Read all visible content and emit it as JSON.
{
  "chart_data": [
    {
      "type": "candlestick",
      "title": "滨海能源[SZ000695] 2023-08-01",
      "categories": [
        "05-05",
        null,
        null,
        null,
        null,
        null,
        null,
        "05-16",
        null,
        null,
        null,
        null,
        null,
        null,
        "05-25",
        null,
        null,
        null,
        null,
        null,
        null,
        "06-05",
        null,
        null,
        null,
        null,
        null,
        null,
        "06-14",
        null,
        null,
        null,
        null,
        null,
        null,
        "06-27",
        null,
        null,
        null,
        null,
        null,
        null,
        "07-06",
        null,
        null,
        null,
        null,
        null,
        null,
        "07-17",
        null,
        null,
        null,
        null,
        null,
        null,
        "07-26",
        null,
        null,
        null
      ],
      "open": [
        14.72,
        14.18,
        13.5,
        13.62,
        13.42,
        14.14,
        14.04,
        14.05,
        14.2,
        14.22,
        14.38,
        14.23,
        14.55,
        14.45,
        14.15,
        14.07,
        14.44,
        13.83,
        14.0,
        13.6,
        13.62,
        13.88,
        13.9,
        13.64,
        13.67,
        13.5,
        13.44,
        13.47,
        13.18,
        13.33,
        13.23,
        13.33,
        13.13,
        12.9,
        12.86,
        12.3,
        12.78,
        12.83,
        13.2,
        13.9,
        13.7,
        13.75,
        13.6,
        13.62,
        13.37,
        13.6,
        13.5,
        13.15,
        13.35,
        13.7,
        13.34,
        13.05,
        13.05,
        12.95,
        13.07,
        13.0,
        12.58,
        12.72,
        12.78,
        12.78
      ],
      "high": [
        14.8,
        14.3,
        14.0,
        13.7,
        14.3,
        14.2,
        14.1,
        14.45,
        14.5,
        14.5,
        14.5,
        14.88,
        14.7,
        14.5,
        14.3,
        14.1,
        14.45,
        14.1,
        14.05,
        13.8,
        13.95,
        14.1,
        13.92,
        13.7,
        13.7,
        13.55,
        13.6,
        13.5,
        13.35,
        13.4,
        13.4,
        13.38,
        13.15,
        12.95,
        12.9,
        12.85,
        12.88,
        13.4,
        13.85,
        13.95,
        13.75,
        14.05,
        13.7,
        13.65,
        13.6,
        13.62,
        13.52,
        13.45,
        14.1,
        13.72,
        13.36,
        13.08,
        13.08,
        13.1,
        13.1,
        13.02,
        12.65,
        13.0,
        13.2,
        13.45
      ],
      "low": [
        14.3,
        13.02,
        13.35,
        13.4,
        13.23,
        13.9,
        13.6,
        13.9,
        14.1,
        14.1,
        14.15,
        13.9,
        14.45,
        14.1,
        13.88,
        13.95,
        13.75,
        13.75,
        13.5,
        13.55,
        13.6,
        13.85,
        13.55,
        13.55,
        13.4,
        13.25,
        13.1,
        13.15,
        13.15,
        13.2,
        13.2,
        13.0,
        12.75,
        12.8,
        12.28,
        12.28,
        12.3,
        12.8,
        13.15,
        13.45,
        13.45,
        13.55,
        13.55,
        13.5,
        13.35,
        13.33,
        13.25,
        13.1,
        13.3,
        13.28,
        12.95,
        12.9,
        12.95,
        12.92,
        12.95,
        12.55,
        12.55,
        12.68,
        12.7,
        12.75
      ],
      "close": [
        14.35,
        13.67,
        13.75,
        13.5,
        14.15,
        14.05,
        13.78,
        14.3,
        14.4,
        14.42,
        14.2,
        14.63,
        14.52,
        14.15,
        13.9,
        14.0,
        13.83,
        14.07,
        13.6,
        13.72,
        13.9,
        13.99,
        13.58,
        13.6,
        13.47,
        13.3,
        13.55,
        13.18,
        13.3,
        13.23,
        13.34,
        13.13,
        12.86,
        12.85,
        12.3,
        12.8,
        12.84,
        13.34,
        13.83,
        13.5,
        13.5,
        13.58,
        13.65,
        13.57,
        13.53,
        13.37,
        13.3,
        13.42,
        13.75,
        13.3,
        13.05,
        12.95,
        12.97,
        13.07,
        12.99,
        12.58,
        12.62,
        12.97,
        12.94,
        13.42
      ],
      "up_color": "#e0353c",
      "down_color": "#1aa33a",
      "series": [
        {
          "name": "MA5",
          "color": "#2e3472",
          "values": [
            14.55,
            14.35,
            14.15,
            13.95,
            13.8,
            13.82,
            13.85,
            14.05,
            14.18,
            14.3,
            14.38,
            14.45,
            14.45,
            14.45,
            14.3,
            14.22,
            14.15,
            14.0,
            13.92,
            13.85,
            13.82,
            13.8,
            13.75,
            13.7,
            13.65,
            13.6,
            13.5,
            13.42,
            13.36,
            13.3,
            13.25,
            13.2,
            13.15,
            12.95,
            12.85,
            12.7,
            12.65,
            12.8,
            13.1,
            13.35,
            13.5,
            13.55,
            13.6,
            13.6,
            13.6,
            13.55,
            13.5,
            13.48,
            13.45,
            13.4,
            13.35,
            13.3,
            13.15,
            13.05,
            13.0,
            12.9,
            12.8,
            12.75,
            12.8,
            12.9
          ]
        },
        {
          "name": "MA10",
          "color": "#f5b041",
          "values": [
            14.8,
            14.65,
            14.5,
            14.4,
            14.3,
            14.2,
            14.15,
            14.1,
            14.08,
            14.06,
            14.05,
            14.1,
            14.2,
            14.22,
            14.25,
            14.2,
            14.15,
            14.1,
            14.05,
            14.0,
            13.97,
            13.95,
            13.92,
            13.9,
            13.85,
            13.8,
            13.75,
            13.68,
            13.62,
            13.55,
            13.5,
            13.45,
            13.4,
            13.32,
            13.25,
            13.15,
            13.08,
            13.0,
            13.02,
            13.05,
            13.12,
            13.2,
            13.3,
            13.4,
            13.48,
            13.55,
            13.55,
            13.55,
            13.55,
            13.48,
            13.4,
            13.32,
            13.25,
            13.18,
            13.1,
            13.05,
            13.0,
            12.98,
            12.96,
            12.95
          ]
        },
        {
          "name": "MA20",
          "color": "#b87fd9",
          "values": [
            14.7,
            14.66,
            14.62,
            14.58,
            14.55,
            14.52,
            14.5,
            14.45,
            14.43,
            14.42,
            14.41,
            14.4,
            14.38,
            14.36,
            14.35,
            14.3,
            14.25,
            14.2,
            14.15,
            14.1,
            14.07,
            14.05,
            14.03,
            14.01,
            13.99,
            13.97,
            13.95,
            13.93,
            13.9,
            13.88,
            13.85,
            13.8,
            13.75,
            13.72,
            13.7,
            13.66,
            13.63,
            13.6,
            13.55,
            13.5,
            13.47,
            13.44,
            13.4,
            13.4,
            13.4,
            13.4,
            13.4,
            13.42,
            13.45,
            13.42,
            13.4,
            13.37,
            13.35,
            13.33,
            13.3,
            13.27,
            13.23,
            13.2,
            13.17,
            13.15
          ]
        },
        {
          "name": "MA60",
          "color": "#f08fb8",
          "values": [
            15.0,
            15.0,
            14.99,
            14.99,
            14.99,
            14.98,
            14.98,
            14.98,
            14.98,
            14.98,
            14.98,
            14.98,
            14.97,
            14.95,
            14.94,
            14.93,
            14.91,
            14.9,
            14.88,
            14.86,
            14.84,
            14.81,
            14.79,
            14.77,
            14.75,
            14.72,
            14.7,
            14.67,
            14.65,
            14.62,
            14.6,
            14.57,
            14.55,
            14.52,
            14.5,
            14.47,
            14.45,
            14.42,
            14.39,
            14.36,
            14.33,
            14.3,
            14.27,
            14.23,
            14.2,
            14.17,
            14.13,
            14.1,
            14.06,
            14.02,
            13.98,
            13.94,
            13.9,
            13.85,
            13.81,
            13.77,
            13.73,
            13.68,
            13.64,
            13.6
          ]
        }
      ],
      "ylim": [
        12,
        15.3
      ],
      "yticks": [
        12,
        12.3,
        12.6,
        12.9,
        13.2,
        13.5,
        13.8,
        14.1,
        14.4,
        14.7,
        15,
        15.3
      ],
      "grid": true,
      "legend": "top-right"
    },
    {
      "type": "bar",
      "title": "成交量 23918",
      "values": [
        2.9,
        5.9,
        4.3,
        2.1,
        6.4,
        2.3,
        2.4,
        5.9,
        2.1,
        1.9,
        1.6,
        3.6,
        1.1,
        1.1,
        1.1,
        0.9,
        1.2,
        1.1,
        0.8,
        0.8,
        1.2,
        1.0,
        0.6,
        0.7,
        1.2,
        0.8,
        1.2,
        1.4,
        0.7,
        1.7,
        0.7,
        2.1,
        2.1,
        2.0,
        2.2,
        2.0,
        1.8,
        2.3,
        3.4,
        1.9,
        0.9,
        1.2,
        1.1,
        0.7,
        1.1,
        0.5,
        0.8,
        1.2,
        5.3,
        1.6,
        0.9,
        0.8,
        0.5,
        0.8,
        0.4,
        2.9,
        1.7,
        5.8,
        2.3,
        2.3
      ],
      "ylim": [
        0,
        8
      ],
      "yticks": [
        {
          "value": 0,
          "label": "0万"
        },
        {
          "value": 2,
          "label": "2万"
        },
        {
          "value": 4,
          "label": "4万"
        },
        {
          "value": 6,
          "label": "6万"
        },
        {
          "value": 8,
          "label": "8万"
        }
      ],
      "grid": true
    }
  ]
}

→ EXERCISE OBJECTIVE: Scan the lines for the string "label". Copy out each line that matches.

→ RESULT OF THIS TASK:
          "label": "0万"
          "label": "2万"
          "label": "4万"
          "label": "6万"
          "label": "8万"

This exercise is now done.